*What the exercise asks*: Write the records out again exactly, leaving no images in.
____________
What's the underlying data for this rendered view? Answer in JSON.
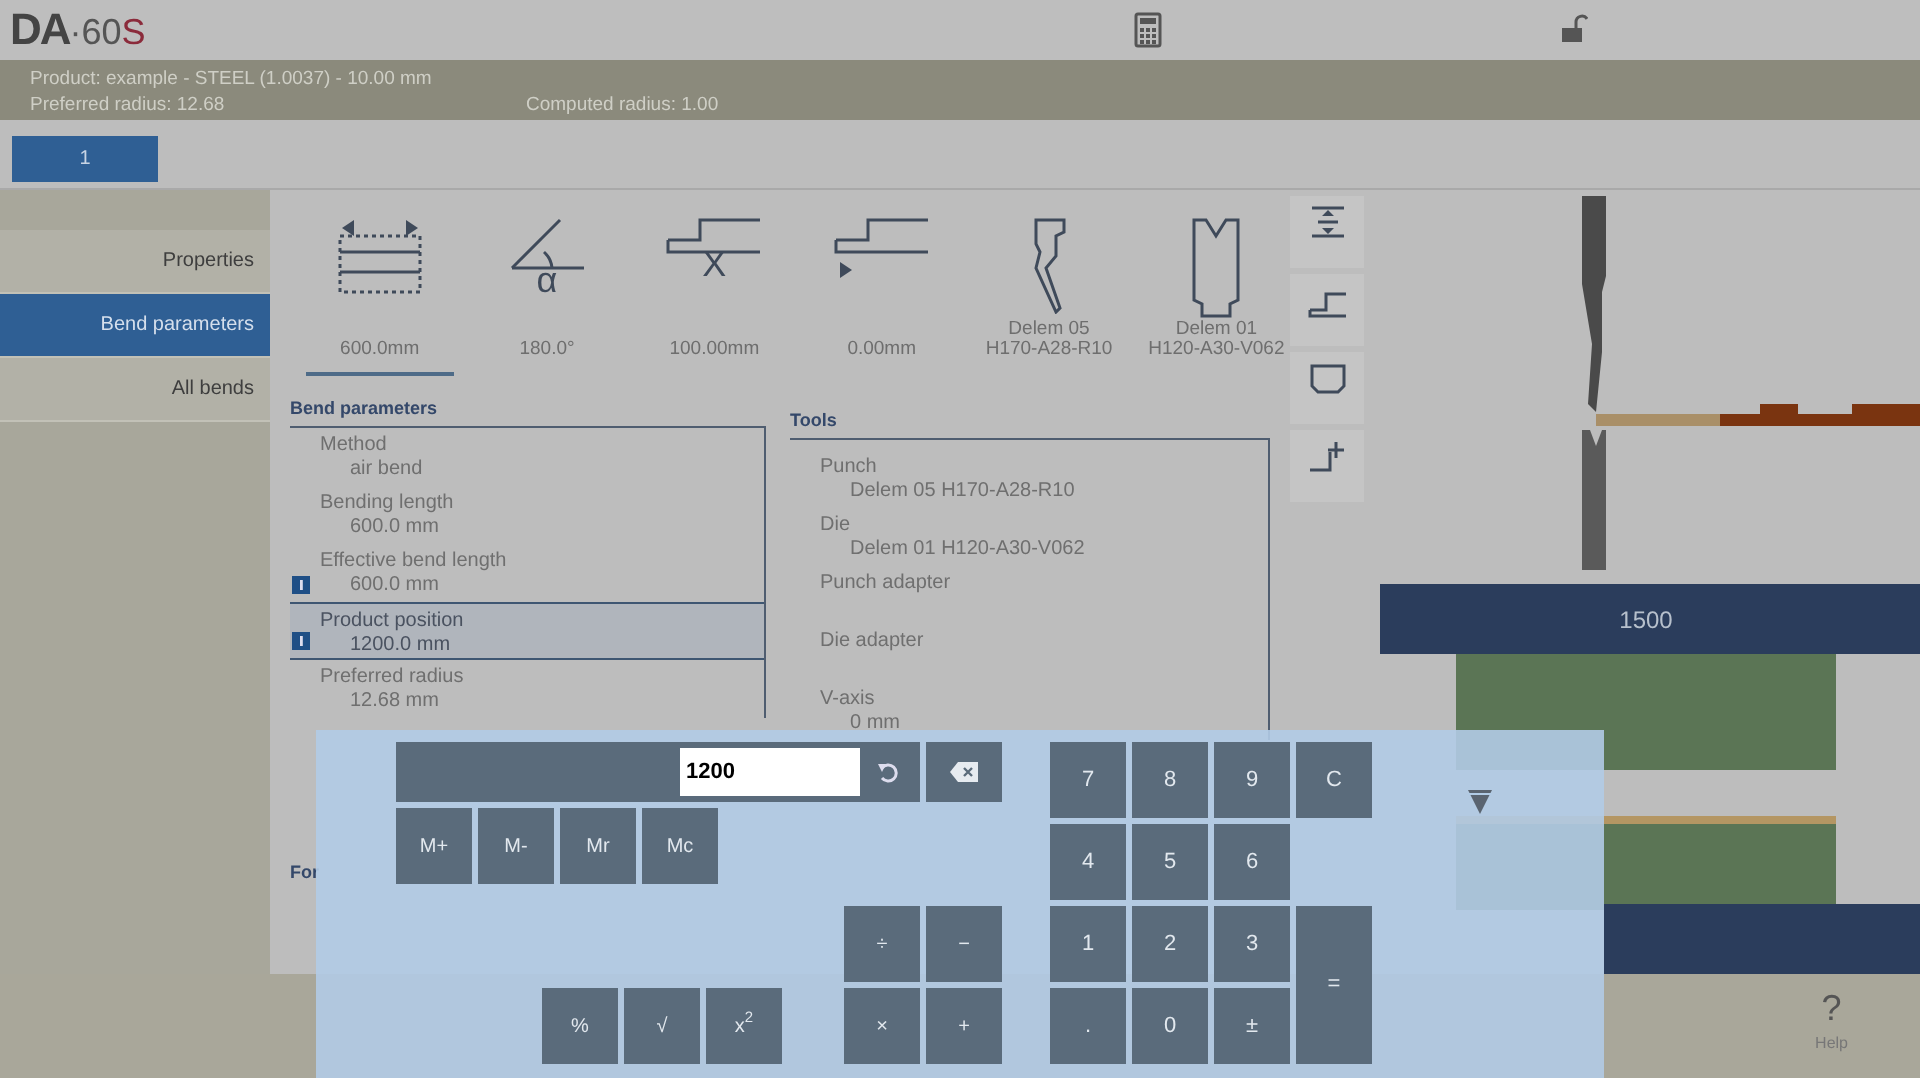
{
  "header": {
    "logo": {
      "brand": "DA",
      "model": "·60",
      "suffix": "S"
    }
  },
  "info_bar": {
    "product": "Product: example - STEEL (1.0037) - 10.00 mm",
    "preferred_radius": "Preferred radius: 12.68",
    "computed_radius": "Computed radius: 1.00"
  },
  "bend_tabs": [
    {
      "label": "1",
      "selected": true
    }
  ],
  "sidebar": {
    "items": [
      {
        "label": "Properties",
        "selected": false
      },
      {
        "label": "Bend parameters",
        "selected": true
      },
      {
        "label": "All bends",
        "selected": false
      }
    ]
  },
  "parameter_icons": [
    {
      "kind": "length",
      "lines": [
        "600.0mm"
      ],
      "selected": true
    },
    {
      "kind": "angle",
      "symbol": "α",
      "lines": [
        "180.0°"
      ],
      "selected": false
    },
    {
      "kind": "x-axis",
      "symbol": "X",
      "lines": [
        "100.00mm"
      ],
      "selected": false
    },
    {
      "kind": "r-axis",
      "lines": [
        "0.00mm"
      ],
      "selected": false
    },
    {
      "kind": "punch",
      "lines": [
        "Delem 05",
        "H170-A28-R10"
      ],
      "selected": false
    },
    {
      "kind": "die",
      "lines": [
        "Delem 01",
        "H120-A30-V062"
      ],
      "selected": false
    }
  ],
  "bend_parameters": {
    "title": "Bend parameters",
    "items": [
      {
        "label": "Method",
        "value": "air bend",
        "info": false,
        "selected": false
      },
      {
        "label": "Bending length",
        "value": "600.0 mm",
        "info": false,
        "selected": false
      },
      {
        "label": "Effective bend length",
        "value": "600.0 mm",
        "info": true,
        "selected": false
      },
      {
        "label": "Product position",
        "value": "1200.0 mm",
        "info": true,
        "selected": true
      },
      {
        "label": "Preferred radius",
        "value": "12.68 mm",
        "info": false,
        "selected": false
      }
    ]
  },
  "tools": {
    "title": "Tools",
    "items": [
      {
        "label": "Punch",
        "value": "Delem 05 H170-A28-R10"
      },
      {
        "label": "Die",
        "value": "Delem 01 H120-A30-V062"
      },
      {
        "label": "Punch adapter"
      },
      {
        "label": "Die adapter"
      },
      {
        "label": "V-axis",
        "value": "0 mm"
      }
    ]
  },
  "lower_section": {
    "title": "For"
  },
  "side_toolbar": [
    {
      "kind": "distance"
    },
    {
      "kind": "step"
    },
    {
      "kind": "frame"
    },
    {
      "kind": "add-step"
    }
  ],
  "machine_view": {
    "bar_label": "1500"
  },
  "footer": {
    "help": {
      "symbol": "?",
      "label": "Help"
    }
  },
  "calculator": {
    "display": "1200",
    "memory_keys": [
      "M+",
      "M-",
      "Mr",
      "Mc"
    ],
    "operator_keys": [
      "÷",
      "−",
      "×",
      "+"
    ],
    "function_keys": [
      "%",
      "√",
      "x$^{2}$"
    ],
    "keypad": [
      [
        {
          "label": "7",
          "kind": "digit"
        },
        {
          "label": "8",
          "kind": "digit"
        },
        {
          "label": "9",
          "kind": "digit"
        },
        {
          "label": "C",
          "kind": "clear"
        }
      ],
      [
        {
          "label": "4",
          "kind": "digit"
        },
        {
          "label": "5",
          "kind": "digit"
        },
        {
          "label": "6",
          "kind": "digit"
        }
      ],
      [
        {
          "label": "1",
          "kind": "digit"
        },
        {
          "label": "2",
          "kind": "digit"
        },
        {
          "label": "3",
          "kind": "digit"
        },
        {
          "label": "=",
          "kind": "equals"
        }
      ],
      [
        {
          "label": ".",
          "kind": "digit"
        },
        {
          "label": "0",
          "kind": "digit"
        },
        {
          "label": "±",
          "kind": "digit"
        }
      ]
    ]
  }
}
____________
*Result for this exercise*:
What's the underlying data for this rendered view? Answer in JSON.
{
  "header": {
    "logo": {
      "brand": "DA",
      "model": "·60",
      "suffix": "S"
    }
  },
  "info_bar": {
    "product": "Product: example - STEEL (1.0037) - 10.00 mm",
    "preferred_radius": "Preferred radius: 12.68",
    "computed_radius": "Computed radius: 1.00"
  },
  "bend_tabs": [
    {
      "label": "1",
      "selected": true
    }
  ],
  "sidebar": {
    "items": [
      {
        "label": "Properties",
        "selected": false
      },
      {
        "label": "Bend parameters",
        "selected": true
      },
      {
        "label": "All bends",
        "selected": false
      }
    ]
  },
  "parameter_icons": [
    {
      "kind": "length",
      "lines": [
        "600.0mm"
      ],
      "selected": true
    },
    {
      "kind": "angle",
      "symbol": "α",
      "lines": [
        "180.0°"
      ],
      "selected": false
    },
    {
      "kind": "x-axis",
      "symbol": "X",
      "lines": [
        "100.00mm"
      ],
      "selected": false
    },
    {
      "kind": "r-axis",
      "lines": [
        "0.00mm"
      ],
      "selected": false
    },
    {
      "kind": "punch",
      "lines": [
        "Delem 05",
        "H170-A28-R10"
      ],
      "selected": false
    },
    {
      "kind": "die",
      "lines": [
        "Delem 01",
        "H120-A30-V062"
      ],
      "selected": false
    }
  ],
  "bend_parameters": {
    "title": "Bend parameters",
    "items": [
      {
        "label": "Method",
        "value": "air bend",
        "info": false,
        "selected": false
      },
      {
        "label": "Bending length",
        "value": "600.0 mm",
        "info": false,
        "selected": false
      },
      {
        "label": "Effective bend length",
        "value": "600.0 mm",
        "info": true,
        "selected": false
      },
      {
        "label": "Product position",
        "value": "1200.0 mm",
        "info": true,
        "selected": true
      },
      {
        "label": "Preferred radius",
        "value": "12.68 mm",
        "info": false,
        "selected": false
      }
    ]
  },
  "tools": {
    "title": "Tools",
    "items": [
      {
        "label": "Punch",
        "value": "Delem 05 H170-A28-R10"
      },
      {
        "label": "Die",
        "value": "Delem 01 H120-A30-V062"
      },
      {
        "label": "Punch adapter"
      },
      {
        "label": "Die adapter"
      },
      {
        "label": "V-axis",
        "value": "0 mm"
      }
    ]
  },
  "lower_section": {
    "title": "For"
  },
  "side_toolbar": [
    {
      "kind": "distance"
    },
    {
      "kind": "step"
    },
    {
      "kind": "frame"
    },
    {
      "kind": "add-step"
    }
  ],
  "machine_view": {
    "bar_label": "1500"
  },
  "footer": {
    "help": {
      "symbol": "?",
      "label": "Help"
    }
  },
  "calculator": {
    "display": "1200",
    "memory_keys": [
      "M+",
      "M-",
      "Mr",
      "Mc"
    ],
    "operator_keys": [
      "÷",
      "−",
      "×",
      "+"
    ],
    "function_keys": [
      "%",
      "√",
      "x$^{2}$"
    ],
    "keypad": [
      [
        {
          "label": "7",
          "kind": "digit"
        },
        {
          "label": "8",
          "kind": "digit"
        },
        {
          "label": "9",
          "kind": "digit"
        },
        {
          "label": "C",
          "kind": "clear"
        }
      ],
      [
        {
          "label": "4",
          "kind": "digit"
        },
        {
          "label": "5",
          "kind": "digit"
        },
        {
          "label": "6",
          "kind": "digit"
        }
      ],
      [
        {
          "label": "1",
          "kind": "digit"
        },
        {
          "label": "2",
          "kind": "digit"
        },
        {
          "label": "3",
          "kind": "digit"
        },
        {
          "label": "=",
          "kind": "equals"
        }
      ],
      [
        {
          "label": ".",
          "kind": "digit"
        },
        {
          "label": "0",
          "kind": "digit"
        },
        {
          "label": "±",
          "kind": "digit"
        }
      ]
    ]
  }
}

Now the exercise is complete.